### Exercise material
╭──
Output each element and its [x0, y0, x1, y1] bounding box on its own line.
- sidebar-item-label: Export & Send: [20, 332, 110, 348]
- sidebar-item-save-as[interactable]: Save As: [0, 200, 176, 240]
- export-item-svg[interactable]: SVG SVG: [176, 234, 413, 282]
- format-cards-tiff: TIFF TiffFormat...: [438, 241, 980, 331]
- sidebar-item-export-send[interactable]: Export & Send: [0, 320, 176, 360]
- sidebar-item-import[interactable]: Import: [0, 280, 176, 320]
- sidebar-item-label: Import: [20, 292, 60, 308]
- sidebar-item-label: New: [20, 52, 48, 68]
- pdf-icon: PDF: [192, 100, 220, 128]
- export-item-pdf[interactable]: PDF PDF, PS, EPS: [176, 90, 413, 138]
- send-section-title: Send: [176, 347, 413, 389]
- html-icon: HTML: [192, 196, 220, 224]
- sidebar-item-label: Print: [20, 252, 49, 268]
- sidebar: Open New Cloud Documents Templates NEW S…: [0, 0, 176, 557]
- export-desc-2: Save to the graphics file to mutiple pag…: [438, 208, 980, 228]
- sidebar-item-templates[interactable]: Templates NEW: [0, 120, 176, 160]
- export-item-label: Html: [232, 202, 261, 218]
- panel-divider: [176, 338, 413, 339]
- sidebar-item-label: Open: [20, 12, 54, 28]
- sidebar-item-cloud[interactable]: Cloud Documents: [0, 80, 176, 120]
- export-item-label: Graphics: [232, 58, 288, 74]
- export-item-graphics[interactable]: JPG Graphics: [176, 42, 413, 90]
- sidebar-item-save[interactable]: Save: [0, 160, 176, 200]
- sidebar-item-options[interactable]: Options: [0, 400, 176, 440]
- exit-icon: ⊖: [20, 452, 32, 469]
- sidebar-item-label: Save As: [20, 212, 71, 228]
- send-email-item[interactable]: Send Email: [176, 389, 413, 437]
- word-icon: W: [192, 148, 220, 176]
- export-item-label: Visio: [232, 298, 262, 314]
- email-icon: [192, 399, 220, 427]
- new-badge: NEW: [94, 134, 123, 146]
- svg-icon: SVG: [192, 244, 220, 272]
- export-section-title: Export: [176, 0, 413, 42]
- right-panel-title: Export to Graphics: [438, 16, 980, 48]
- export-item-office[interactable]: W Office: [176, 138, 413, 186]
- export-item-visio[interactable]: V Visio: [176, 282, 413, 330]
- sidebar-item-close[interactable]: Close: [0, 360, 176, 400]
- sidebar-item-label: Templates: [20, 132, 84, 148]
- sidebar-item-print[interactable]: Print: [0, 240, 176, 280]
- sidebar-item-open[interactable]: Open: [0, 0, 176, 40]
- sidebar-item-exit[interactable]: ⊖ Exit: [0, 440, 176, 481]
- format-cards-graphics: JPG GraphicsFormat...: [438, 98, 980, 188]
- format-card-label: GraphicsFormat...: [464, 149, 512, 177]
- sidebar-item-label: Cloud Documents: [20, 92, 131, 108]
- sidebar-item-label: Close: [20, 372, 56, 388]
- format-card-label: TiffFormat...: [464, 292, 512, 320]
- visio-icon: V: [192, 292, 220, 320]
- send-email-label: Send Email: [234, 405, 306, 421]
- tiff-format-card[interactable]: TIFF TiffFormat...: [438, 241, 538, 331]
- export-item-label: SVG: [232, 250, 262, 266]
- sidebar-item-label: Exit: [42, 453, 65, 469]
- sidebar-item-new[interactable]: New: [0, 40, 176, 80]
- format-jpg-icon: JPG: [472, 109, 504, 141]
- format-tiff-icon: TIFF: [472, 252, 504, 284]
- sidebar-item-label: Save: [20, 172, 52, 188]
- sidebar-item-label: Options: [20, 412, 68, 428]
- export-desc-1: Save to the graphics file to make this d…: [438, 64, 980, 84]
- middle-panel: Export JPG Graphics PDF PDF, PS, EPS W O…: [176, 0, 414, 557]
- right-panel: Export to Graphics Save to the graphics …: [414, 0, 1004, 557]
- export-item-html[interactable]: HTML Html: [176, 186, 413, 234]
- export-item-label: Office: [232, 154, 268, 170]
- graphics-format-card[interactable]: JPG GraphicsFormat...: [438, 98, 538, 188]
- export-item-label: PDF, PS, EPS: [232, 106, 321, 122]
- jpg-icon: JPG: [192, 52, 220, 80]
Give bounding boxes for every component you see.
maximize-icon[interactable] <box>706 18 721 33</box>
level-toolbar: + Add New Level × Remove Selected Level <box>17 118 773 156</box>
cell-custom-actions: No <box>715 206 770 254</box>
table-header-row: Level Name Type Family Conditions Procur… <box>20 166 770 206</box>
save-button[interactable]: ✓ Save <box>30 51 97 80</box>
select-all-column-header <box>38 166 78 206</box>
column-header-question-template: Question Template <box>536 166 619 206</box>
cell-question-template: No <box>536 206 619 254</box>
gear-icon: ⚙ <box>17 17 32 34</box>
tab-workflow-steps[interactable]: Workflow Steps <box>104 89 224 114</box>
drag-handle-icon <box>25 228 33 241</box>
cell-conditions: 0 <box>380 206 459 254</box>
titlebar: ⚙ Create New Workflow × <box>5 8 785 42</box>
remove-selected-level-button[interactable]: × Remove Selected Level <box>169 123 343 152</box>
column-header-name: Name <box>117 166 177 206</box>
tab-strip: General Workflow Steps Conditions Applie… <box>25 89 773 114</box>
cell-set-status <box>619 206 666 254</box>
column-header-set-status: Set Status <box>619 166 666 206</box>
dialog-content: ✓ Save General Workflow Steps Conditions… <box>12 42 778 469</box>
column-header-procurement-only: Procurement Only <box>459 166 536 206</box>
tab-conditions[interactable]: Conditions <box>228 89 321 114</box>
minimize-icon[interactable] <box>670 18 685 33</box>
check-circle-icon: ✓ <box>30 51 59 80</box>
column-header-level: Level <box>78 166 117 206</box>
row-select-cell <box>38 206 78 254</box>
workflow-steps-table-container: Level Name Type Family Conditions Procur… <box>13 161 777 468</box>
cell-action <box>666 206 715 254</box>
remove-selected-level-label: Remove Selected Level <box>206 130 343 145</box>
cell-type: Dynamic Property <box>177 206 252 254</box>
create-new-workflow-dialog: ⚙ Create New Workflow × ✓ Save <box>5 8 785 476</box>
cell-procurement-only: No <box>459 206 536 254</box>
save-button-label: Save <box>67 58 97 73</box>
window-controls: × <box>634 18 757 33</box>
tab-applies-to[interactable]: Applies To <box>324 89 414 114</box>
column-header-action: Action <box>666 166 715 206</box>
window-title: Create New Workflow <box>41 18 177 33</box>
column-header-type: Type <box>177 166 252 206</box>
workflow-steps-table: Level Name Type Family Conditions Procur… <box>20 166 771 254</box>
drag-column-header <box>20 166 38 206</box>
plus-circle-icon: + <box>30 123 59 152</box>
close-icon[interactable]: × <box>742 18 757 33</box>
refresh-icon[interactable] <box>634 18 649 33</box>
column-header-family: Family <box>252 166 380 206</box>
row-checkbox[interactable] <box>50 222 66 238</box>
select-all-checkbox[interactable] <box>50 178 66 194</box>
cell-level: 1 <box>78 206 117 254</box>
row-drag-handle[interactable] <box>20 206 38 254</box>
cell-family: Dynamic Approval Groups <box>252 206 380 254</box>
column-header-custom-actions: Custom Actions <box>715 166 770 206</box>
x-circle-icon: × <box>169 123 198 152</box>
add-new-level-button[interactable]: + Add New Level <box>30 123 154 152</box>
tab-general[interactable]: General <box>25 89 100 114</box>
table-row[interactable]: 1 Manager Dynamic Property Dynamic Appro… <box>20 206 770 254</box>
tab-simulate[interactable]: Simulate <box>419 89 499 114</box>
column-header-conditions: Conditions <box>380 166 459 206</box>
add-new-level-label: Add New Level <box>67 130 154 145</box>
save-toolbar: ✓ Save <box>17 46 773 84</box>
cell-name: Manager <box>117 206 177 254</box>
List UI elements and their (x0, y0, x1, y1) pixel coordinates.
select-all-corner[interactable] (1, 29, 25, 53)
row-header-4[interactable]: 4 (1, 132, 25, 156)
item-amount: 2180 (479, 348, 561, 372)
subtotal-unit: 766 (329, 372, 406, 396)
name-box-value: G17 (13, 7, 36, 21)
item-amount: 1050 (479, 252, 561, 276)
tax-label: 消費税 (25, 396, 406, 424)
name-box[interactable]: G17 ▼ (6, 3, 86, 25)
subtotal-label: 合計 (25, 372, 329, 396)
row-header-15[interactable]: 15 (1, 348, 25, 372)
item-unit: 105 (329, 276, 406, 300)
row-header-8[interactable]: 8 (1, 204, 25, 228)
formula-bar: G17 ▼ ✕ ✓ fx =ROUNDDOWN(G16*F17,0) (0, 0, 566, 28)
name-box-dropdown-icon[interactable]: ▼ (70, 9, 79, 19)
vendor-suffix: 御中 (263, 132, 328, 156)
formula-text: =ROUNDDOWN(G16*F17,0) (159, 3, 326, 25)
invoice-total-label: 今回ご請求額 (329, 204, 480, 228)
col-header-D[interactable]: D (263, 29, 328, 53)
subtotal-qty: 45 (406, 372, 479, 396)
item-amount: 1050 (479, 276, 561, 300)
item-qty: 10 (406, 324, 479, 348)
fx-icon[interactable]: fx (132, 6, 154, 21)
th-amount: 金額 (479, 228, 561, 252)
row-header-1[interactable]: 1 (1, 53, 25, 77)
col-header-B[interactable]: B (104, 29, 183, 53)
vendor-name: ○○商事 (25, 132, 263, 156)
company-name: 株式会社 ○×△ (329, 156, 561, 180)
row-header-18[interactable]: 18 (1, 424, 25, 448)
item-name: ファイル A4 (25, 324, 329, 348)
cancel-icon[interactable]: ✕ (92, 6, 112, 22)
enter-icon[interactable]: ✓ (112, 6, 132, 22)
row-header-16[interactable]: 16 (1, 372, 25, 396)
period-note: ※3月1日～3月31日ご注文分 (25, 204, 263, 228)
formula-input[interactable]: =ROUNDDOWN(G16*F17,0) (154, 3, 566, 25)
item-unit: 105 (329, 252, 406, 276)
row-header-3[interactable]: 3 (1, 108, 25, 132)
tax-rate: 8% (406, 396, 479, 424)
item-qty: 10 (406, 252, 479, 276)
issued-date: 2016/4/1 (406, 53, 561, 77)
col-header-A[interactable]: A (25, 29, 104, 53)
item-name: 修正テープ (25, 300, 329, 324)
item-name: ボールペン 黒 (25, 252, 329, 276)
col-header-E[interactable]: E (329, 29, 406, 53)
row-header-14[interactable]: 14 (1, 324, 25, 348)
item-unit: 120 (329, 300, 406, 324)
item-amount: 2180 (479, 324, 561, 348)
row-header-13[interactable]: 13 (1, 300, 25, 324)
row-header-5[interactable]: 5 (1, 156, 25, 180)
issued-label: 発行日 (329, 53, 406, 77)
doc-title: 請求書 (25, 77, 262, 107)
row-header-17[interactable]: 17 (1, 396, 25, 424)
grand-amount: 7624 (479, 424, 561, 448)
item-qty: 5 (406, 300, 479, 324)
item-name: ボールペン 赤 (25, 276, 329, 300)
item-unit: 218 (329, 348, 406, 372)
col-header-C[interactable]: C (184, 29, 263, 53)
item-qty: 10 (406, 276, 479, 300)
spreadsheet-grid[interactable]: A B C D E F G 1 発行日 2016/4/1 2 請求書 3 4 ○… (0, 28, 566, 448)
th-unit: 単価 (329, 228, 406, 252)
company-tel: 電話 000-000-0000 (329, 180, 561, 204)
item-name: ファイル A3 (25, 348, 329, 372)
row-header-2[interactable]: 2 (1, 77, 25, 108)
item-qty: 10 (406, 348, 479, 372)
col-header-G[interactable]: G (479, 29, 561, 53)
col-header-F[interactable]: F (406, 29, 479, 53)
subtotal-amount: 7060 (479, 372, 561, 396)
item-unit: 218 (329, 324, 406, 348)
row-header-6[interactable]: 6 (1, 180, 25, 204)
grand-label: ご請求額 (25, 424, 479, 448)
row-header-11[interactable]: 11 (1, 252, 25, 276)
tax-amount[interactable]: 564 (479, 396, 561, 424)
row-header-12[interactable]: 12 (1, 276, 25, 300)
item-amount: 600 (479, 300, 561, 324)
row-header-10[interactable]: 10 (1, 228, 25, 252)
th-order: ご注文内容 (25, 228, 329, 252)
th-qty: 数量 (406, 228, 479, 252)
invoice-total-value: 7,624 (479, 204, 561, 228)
╰──
### Exercise details
Please turn the lines above, from the very first one through the one containing "- sidebar: Open", into a numbered list, leaving out any blank lines.

### Worked answer
1. Output each element and its [x0, y0, x1, y1] bounding box on its own line.
2. - sidebar-item-label: Export & Send: [20, 332, 110, 348]
3. - sidebar-item-save-as[interactable]: Save As: [0, 200, 176, 240]
4. - export-item-svg[interactable]: SVG SVG: [176, 234, 413, 282]
5. - format-cards-tiff: TIFF TiffFormat...: [438, 241, 980, 331]
6. - sidebar-item-export-send[interactable]: Export & Send: [0, 320, 176, 360]
7. - sidebar-item-import[interactable]: Import: [0, 280, 176, 320]
8. - sidebar-item-label: Import: [20, 292, 60, 308]
9. - sidebar-item-label: New: [20, 52, 48, 68]
10. - pdf-icon: PDF: [192, 100, 220, 128]
11. - export-item-pdf[interactable]: PDF PDF, PS, EPS: [176, 90, 413, 138]
12. - send-section-title: Send: [176, 347, 413, 389]
13. - html-icon: HTML: [192, 196, 220, 224]
14. - sidebar-item-label: Print: [20, 252, 49, 268]
15. - sidebar: Open New Cloud Documents Templates NEW S…: [0, 0, 176, 557]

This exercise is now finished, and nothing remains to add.